• [Problem to work on]
Output all the material that follows, exactly as given.
────────────────────────────────────────
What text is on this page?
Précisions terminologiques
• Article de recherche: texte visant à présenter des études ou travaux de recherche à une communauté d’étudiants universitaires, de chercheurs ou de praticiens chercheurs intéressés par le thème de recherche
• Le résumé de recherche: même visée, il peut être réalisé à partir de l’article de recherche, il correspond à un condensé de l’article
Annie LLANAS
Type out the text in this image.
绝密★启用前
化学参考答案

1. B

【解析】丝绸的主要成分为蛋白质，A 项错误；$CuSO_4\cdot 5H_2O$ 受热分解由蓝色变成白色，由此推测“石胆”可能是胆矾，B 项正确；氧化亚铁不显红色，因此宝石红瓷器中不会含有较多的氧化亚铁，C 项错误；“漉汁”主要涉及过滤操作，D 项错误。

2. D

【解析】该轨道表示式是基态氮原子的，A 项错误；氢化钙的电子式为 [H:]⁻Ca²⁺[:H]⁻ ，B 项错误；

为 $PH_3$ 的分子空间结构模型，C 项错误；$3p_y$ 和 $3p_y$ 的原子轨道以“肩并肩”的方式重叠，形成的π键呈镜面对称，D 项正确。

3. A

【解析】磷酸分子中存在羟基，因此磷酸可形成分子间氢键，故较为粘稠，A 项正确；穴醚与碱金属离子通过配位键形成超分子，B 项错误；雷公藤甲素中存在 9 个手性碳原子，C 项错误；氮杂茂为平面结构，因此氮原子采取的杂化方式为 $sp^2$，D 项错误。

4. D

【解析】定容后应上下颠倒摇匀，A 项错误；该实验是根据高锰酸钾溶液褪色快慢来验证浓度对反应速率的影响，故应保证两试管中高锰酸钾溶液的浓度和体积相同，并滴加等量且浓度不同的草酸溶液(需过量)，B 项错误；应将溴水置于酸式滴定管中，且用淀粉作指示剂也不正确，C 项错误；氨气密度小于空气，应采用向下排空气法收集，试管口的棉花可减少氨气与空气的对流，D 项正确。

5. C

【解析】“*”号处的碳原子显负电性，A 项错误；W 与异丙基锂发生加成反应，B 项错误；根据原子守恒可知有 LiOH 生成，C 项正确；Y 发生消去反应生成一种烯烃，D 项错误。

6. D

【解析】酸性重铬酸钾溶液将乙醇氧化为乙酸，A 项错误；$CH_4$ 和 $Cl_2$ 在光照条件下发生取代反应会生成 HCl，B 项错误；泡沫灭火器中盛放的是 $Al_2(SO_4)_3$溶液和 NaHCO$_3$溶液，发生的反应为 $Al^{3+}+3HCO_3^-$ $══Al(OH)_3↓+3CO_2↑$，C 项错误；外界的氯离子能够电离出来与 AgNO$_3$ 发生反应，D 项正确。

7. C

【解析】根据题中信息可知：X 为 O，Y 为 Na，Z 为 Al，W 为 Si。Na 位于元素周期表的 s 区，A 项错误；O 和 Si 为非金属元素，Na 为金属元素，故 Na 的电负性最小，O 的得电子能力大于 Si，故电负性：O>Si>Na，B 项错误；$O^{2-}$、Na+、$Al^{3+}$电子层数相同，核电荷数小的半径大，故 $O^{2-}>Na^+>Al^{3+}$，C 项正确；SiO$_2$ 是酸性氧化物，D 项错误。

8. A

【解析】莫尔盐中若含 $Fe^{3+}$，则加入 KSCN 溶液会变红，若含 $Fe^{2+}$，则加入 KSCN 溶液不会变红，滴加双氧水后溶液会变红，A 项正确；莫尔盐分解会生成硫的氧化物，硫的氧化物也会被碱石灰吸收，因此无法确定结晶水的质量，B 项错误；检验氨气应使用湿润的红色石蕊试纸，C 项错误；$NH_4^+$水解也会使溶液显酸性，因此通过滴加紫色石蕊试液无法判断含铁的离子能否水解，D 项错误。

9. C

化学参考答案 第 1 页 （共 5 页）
────────────────────────────────────────
• [Answer for the task]
What text is on this page?
Précisions terminologiques
• Article de recherche: texte visant à présenter des études ou travaux de recherche à une communauté d’étudiants universitaires, de chercheurs ou de praticiens chercheurs intéressés par le thème de recherche
• Le résumé de recherche: même visée, il peut être réalisé à partir de l’article de recherche, il correspond à un condensé de l’article
Annie LLANAS
Type out the text in this image.
绝密★启用前
化学参考答案

1. B

【解析】丝绸的主要成分为蛋白质，A 项错误；$CuSO_4\cdot 5H_2O$ 受热分解由蓝色变成白色，由此推测“石胆”可能是胆矾，B 项正确；氧化亚铁不显红色，因此宝石红瓷器中不会含有较多的氧化亚铁，C 项错误；“漉汁”主要涉及过滤操作，D 项错误。

2. D

【解析】该轨道表示式是基态氮原子的，A 项错误；氢化钙的电子式为 [H:]⁻Ca²⁺[:H]⁻ ，B 项错误；

为 $PH_3$ 的分子空间结构模型，C 项错误；$3p_y$ 和 $3p_y$ 的原子轨道以“肩并肩”的方式重叠，形成的π键呈镜面对称，D 项正确。

3. A

【解析】磷酸分子中存在羟基，因此磷酸可形成分子间氢键，故较为粘稠，A 项正确；穴醚与碱金属离子通过配位键形成超分子，B 项错误；雷公藤甲素中存在 9 个手性碳原子，C 项错误；氮杂茂为平面结构，因此氮原子采取的杂化方式为 $sp^2$，D 项错误。

4. D

【解析】定容后应上下颠倒摇匀，A 项错误；该实验是根据高锰酸钾溶液褪色快慢来验证浓度对反应速率的影响，故应保证两试管中高锰酸钾溶液的浓度和体积相同，并滴加等量且浓度不同的草酸溶液(需过量)，B 项错误；应将溴水置于酸式滴定管中，且用淀粉作指示剂也不正确，C 项错误；氨气密度小于空气，应采用向下排空气法收集，试管口的棉花可减少氨气与空气的对流，D 项正确。

5. C

【解析】“*”号处的碳原子显负电性，A 项错误；W 与异丙基锂发生加成反应，B 项错误；根据原子守恒可知有 LiOH 生成，C 项正确；Y 发生消去反应生成一种烯烃，D 项错误。

6. D

【解析】酸性重铬酸钾溶液将乙醇氧化为乙酸，A 项错误；$CH_4$ 和 $Cl_2$ 在光照条件下发生取代反应会生成 HCl，B 项错误；泡沫灭火器中盛放的是 $Al_2(SO_4)_3$溶液和 NaHCO$_3$溶液，发生的反应为 $Al^{3+}+3HCO_3^-$ $══Al(OH)_3↓+3CO_2↑$，C 项错误；外界的氯离子能够电离出来与 AgNO$_3$ 发生反应，D 项正确。

7. C

【解析】根据题中信息可知：X 为 O，Y 为 Na，Z 为 Al，W 为 Si。Na 位于元素周期表的 s 区，A 项错误；O 和 Si 为非金属元素，Na 为金属元素，故 Na 的电负性最小，O 的得电子能力大于 Si，故电负性：O>Si>Na，B 项错误；$O^{2-}$、Na+、$Al^{3+}$电子层数相同，核电荷数小的半径大，故 $O^{2-}>Na^+>Al^{3+}$，C 项正确；SiO$_2$ 是酸性氧化物，D 项错误。

8. A

【解析】莫尔盐中若含 $Fe^{3+}$，则加入 KSCN 溶液会变红，若含 $Fe^{2+}$，则加入 KSCN 溶液不会变红，滴加双氧水后溶液会变红，A 项正确；莫尔盐分解会生成硫的氧化物，硫的氧化物也会被碱石灰吸收，因此无法确定结晶水的质量，B 项错误；检验氨气应使用湿润的红色石蕊试纸，C 项错误；$NH_4^+$水解也会使溶液显酸性，因此通过滴加紫色石蕊试液无法判断含铁的离子能否水解，D 项错误。

9. C

化学参考答案 第 1 页 （共 5 页）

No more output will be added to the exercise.